Given information >>
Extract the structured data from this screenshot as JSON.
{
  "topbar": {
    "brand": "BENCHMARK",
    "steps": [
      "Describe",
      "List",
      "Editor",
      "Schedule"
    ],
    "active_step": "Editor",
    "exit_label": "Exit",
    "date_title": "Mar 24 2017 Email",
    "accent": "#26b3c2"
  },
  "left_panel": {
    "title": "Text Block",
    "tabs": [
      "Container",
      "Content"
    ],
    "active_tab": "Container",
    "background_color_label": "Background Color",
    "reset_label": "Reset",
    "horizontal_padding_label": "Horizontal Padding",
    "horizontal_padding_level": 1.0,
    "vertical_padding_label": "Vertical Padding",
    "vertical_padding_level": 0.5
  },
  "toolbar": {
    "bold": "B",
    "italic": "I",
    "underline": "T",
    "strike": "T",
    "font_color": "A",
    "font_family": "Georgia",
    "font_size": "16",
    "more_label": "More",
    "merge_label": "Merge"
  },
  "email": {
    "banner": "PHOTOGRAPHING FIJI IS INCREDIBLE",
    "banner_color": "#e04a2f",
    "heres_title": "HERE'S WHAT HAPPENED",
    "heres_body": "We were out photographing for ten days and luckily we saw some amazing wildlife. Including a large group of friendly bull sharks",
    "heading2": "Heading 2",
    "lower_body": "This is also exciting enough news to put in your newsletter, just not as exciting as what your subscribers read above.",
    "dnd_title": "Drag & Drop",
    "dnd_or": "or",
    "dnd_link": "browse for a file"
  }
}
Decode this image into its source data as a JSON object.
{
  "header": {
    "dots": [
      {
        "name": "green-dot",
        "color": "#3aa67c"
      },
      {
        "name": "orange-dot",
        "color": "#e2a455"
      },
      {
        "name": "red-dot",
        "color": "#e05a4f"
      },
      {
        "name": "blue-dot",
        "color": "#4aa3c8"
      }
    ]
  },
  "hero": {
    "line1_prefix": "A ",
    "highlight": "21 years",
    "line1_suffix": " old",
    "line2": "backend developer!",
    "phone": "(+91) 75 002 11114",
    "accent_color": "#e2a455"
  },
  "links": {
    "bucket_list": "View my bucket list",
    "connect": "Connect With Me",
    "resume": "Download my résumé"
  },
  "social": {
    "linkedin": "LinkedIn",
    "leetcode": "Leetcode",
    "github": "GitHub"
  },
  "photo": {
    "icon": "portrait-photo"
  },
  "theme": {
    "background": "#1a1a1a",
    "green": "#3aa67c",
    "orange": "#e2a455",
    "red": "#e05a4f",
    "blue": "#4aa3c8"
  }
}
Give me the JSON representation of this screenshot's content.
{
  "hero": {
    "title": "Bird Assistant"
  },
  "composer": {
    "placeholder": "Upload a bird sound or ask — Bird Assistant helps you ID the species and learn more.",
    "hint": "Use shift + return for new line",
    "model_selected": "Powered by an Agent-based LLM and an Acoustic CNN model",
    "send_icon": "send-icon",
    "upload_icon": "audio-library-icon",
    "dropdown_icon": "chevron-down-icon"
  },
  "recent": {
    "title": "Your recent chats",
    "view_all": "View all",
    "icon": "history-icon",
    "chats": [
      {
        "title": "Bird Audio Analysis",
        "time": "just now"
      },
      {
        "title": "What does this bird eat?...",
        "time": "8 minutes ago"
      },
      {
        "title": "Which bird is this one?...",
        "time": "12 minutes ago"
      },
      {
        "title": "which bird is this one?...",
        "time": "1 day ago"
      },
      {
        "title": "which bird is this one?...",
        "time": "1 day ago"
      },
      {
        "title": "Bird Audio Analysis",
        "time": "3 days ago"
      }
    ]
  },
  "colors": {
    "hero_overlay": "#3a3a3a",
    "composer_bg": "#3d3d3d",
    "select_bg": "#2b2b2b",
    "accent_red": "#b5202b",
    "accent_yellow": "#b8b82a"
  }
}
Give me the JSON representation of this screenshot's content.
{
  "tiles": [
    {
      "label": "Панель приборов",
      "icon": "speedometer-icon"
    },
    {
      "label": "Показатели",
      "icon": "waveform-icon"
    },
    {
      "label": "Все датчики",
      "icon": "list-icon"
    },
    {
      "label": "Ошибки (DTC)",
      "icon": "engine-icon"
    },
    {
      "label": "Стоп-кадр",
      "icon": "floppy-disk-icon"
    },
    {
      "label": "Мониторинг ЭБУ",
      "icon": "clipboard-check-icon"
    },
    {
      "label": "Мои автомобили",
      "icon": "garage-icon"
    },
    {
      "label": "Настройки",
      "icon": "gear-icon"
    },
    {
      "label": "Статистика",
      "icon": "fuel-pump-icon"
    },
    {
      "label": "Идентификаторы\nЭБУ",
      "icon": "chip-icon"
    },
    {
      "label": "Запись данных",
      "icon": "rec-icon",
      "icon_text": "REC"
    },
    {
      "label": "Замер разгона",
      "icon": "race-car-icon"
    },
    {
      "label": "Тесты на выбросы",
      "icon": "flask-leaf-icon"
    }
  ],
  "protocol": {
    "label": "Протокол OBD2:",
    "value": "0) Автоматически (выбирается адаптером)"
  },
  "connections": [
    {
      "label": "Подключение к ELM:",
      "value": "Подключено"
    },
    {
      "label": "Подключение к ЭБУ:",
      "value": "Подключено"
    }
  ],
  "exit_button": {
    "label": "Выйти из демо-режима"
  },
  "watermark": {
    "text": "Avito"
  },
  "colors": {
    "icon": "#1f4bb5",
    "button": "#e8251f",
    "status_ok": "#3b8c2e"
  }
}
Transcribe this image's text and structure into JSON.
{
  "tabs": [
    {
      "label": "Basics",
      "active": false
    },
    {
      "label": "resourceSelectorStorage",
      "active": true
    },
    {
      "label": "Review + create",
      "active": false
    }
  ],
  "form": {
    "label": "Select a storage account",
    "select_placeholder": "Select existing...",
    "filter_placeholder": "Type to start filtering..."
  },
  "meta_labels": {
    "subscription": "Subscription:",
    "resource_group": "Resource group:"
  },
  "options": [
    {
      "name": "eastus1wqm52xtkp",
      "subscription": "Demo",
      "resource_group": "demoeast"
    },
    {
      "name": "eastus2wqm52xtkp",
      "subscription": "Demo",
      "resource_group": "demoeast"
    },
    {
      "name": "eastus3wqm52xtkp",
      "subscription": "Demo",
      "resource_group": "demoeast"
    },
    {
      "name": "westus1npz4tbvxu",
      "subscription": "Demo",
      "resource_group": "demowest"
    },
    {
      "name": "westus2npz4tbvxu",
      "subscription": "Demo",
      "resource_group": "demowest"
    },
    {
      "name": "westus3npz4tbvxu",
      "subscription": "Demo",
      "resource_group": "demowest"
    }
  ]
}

Your task >>
Gather each line of the listing that holds the string "minutes".

Exercise response >>
        "time": "8 minutes ago"
        "time": "12 minutes ago"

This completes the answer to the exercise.